▶ [WORK TO DO]:
Set down the material below word for word, excluding the pictures.

▶ [ROWS]:
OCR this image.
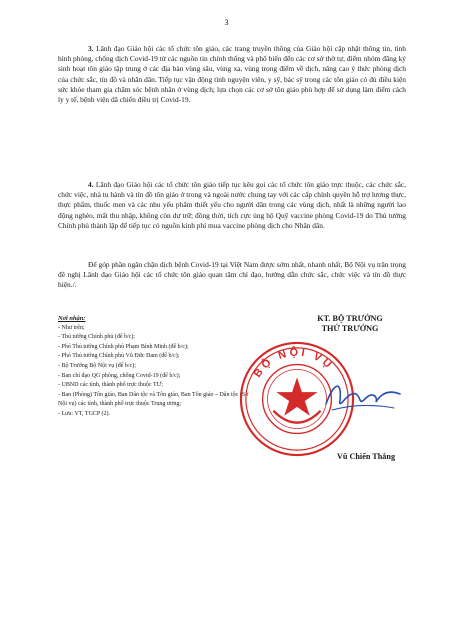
3

3. Lãnh đạo Giáo hội các tổ chức tôn giáo, các trang truyền thông của Giáo hội cập nhật thông tin, tình hình phòng, chống dịch Covid-19 từ các nguồn tin chính thống và phổ biến đến các cơ sở thờ tự, điểm nhóm đăng ký sinh hoạt tôn giáo tập trung ở các địa bàn vùng sâu, vùng xa, vùng trọng điểm về dịch, nâng cao ý thức phòng dịch của chức sắc, tín đồ và nhân dân. Tiếp tục vận động tình nguyện viên, y sỹ, bác sỹ trong các tôn giáo có đủ điều kiện sức khỏe tham gia chăm sóc bệnh nhân ở vùng dịch; lựa chọn các cơ sở tôn giáo phù hợp để sử dụng làm điểm cách ly y tế, bệnh viện dã chiến điều trị Covid-19.

4. Lãnh đạo Giáo hội các tổ chức tôn giáo tiếp tục kêu gọi các tổ chức tôn giáo trực thuộc, các chức sắc, chức việc, nhà tu hành và tín đồ tôn giáo ở trong và ngoài nước chung tay với các cấp chính quyền hỗ trợ lương thực, thực phẩm, thuốc men và các nhu yếu phẩm thiết yếu cho người dân trong các vùng dịch, nhất là những người lao động nghèo, mất thu nhập, không còn dự trữ; đồng thời, tích cực ủng hộ Quỹ vaccine phòng Covid-19 do Thủ tướng Chính phủ thành lập để tiếp tục có nguồn kinh phí mua vaccine phòng dịch cho Nhân dân.

Để góp phần ngăn chặn dịch bệnh Covid-19 tại Việt Nam được sớm nhất, nhanh nhất, Bộ Nội vụ trân trọng đề nghị Lãnh đạo Giáo hội các tổ chức tôn giáo quan tâm chỉ đạo, hướng dẫn chức sắc, chức việc và tín đồ thực hiện./.

Nơi nhận:
- Như trên;
- Thủ tướng Chính phủ (để b/c);
- Phó Thủ tướng Chính phủ Phạm Bình Minh (để b/c);
- Phó Thủ tướng Chính phủ Vũ Đức Đam (để b/c);
- Bộ Trưởng Bộ Nội vụ (để b/c);
- Ban chỉ đạo QG phòng, chống Covid-19 (để b/c);
- UBND các tỉnh, thành phố trực thuộc TƯ;
- Ban (Phòng) Tôn giáo, Ban Dân tộc và Tôn giáo, Ban Tôn giáo – Dân tộc (Sở Nội vụ) các tỉnh, thành phố trực thuộc Trung ương;
- Lưu: VT, TGCP (2).
KT. BỘ TRƯỞNG
THỨ TRƯỞNG
BỘ NỘI VỤ
Vũ Chiến Thắng
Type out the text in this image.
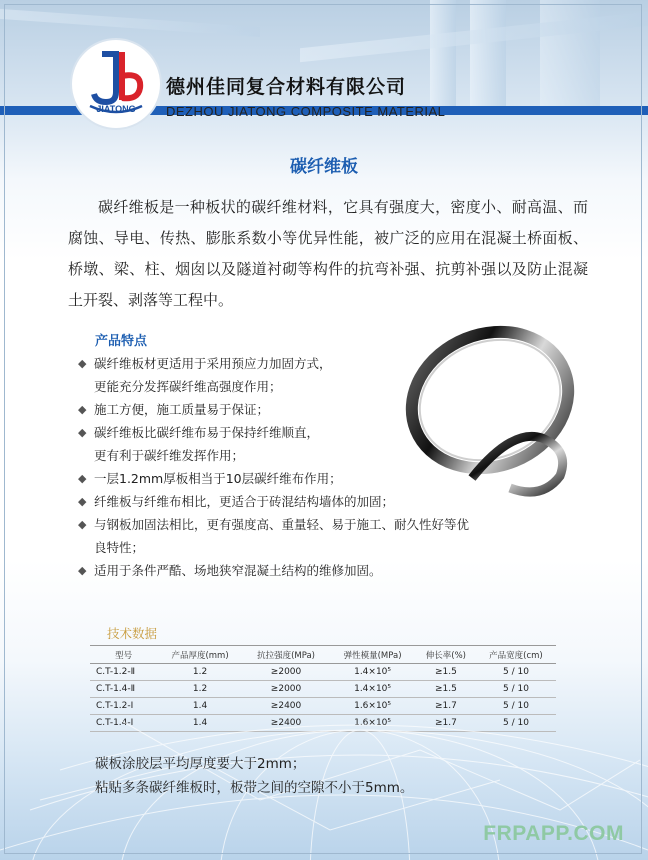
JIATONG
德州佳同复合材料有限公司
DEZHOU JIATONG COMPOSITE MATERIAL
碳纤维板
碳纤维板是一种板状的碳纤维材料，它具有强度大，密度小、耐高温、而腐蚀、导电、传热、膨胀系数小等优异性能，被广泛的应用在混凝土桥面板、桥墩、梁、柱、烟囱以及隧道衬砌等构件的抗弯补强、抗剪补强以及防止混凝土开裂、剥落等工程中。
产品特点
◆ 碳纤维板材更适用于采用预应力加固方式，
更能充分发挥碳纤维高强度作用；
◆ 施工方便，施工质量易于保证；
◆ 碳纤维板比碳纤维布易于保持纤维顺直，
更有利于碳纤维发挥作用；
◆ 一层1.2mm厚板相当于10层碳纤维布作用；
◆ 纤维板与纤维布相比，更适合于砖混结构墙体的加固；
◆ 与钢板加固法相比，更有强度高、重量轻、易于施工、耐久性好等优
良特性；
◆ 适用于条件严酷、场地狭窄混凝土结构的维修加固。
技术数据
型号	产品厚度(mm)	抗拉强度(MPa)	弹性模量(MPa)	伸长率(%)	产品宽度(cm)
C.T-1.2-Ⅱ	1.2	≥2000	1.4×10⁵	≥1.5	5 / 10
C.T-1.4-Ⅱ	1.2	≥2000	1.4×10⁵	≥1.5	5 / 10
C.T-1.2-Ⅰ	1.4	≥2400	1.6×10⁵	≥1.7	5 / 10
C.T-1.4-Ⅰ	1.4	≥2400	1.6×10⁵	≥1.7	5 / 10
碳板涂胶层平均厚度要大于2mm；
粘贴多条碳纤维板时，板带之间的空隙不小于5mm。
FRPAPP.COM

▶ [THE SOLUTION]:
OCR this image.
3

3. Lãnh đạo Giáo hội các tổ chức tôn giáo, các trang truyền thông của Giáo hội cập nhật thông tin, tình hình phòng, chống dịch Covid-19 từ các nguồn tin chính thống và phổ biến đến các cơ sở thờ tự, điểm nhóm đăng ký sinh hoạt tôn giáo tập trung ở các địa bàn vùng sâu, vùng xa, vùng trọng điểm về dịch, nâng cao ý thức phòng dịch của chức sắc, tín đồ và nhân dân. Tiếp tục vận động tình nguyện viên, y sỹ, bác sỹ trong các tôn giáo có đủ điều kiện sức khỏe tham gia chăm sóc bệnh nhân ở vùng dịch; lựa chọn các cơ sở tôn giáo phù hợp để sử dụng làm điểm cách ly y tế, bệnh viện dã chiến điều trị Covid-19.

4. Lãnh đạo Giáo hội các tổ chức tôn giáo tiếp tục kêu gọi các tổ chức tôn giáo trực thuộc, các chức sắc, chức việc, nhà tu hành và tín đồ tôn giáo ở trong và ngoài nước chung tay với các cấp chính quyền hỗ trợ lương thực, thực phẩm, thuốc men và các nhu yếu phẩm thiết yếu cho người dân trong các vùng dịch, nhất là những người lao động nghèo, mất thu nhập, không còn dự trữ; đồng thời, tích cực ủng hộ Quỹ vaccine phòng Covid-19 do Thủ tướng Chính phủ thành lập để tiếp tục có nguồn kinh phí mua vaccine phòng dịch cho Nhân dân.

Để góp phần ngăn chặn dịch bệnh Covid-19 tại Việt Nam được sớm nhất, nhanh nhất, Bộ Nội vụ trân trọng đề nghị Lãnh đạo Giáo hội các tổ chức tôn giáo quan tâm chỉ đạo, hướng dẫn chức sắc, chức việc và tín đồ thực hiện./.

Nơi nhận:
- Như trên;
- Thủ tướng Chính phủ (để b/c);
- Phó Thủ tướng Chính phủ Phạm Bình Minh (để b/c);
- Phó Thủ tướng Chính phủ Vũ Đức Đam (để b/c);
- Bộ Trưởng Bộ Nội vụ (để b/c);
- Ban chỉ đạo QG phòng, chống Covid-19 (để b/c);
- UBND các tỉnh, thành phố trực thuộc TƯ;
- Ban (Phòng) Tôn giáo, Ban Dân tộc và Tôn giáo, Ban Tôn giáo – Dân tộc (Sở Nội vụ) các tỉnh, thành phố trực thuộc Trung ương;
- Lưu: VT, TGCP (2).
KT. BỘ TRƯỞNG
THỨ TRƯỞNG
BỘ NỘI VỤ
Vũ Chiến Thắng
Type out the text in this image.
JIATONG
德州佳同复合材料有限公司
DEZHOU JIATONG COMPOSITE MATERIAL
碳纤维板
碳纤维板是一种板状的碳纤维材料，它具有强度大，密度小、耐高温、而腐蚀、导电、传热、膨胀系数小等优异性能，被广泛的应用在混凝土桥面板、桥墩、梁、柱、烟囱以及隧道衬砌等构件的抗弯补强、抗剪补强以及防止混凝土开裂、剥落等工程中。
产品特点
◆ 碳纤维板材更适用于采用预应力加固方式，
更能充分发挥碳纤维高强度作用；
◆ 施工方便，施工质量易于保证；
◆ 碳纤维板比碳纤维布易于保持纤维顺直，
更有利于碳纤维发挥作用；
◆ 一层1.2mm厚板相当于10层碳纤维布作用；
◆ 纤维板与纤维布相比，更适合于砖混结构墙体的加固；
◆ 与钢板加固法相比，更有强度高、重量轻、易于施工、耐久性好等优
良特性；
◆ 适用于条件严酷、场地狭窄混凝土结构的维修加固。
技术数据
型号	产品厚度(mm)	抗拉强度(MPa)	弹性模量(MPa)	伸长率(%)	产品宽度(cm)
C.T-1.2-Ⅱ	1.2	≥2000	1.4×10⁵	≥1.5	5 / 10
C.T-1.4-Ⅱ	1.2	≥2000	1.4×10⁵	≥1.5	5 / 10
C.T-1.2-Ⅰ	1.4	≥2400	1.6×10⁵	≥1.7	5 / 10
C.T-1.4-Ⅰ	1.4	≥2400	1.6×10⁵	≥1.7	5 / 10
碳板涂胶层平均厚度要大于2mm；
粘贴多条碳纤维板时，板带之间的空隙不小于5mm。
FRPAPP.COM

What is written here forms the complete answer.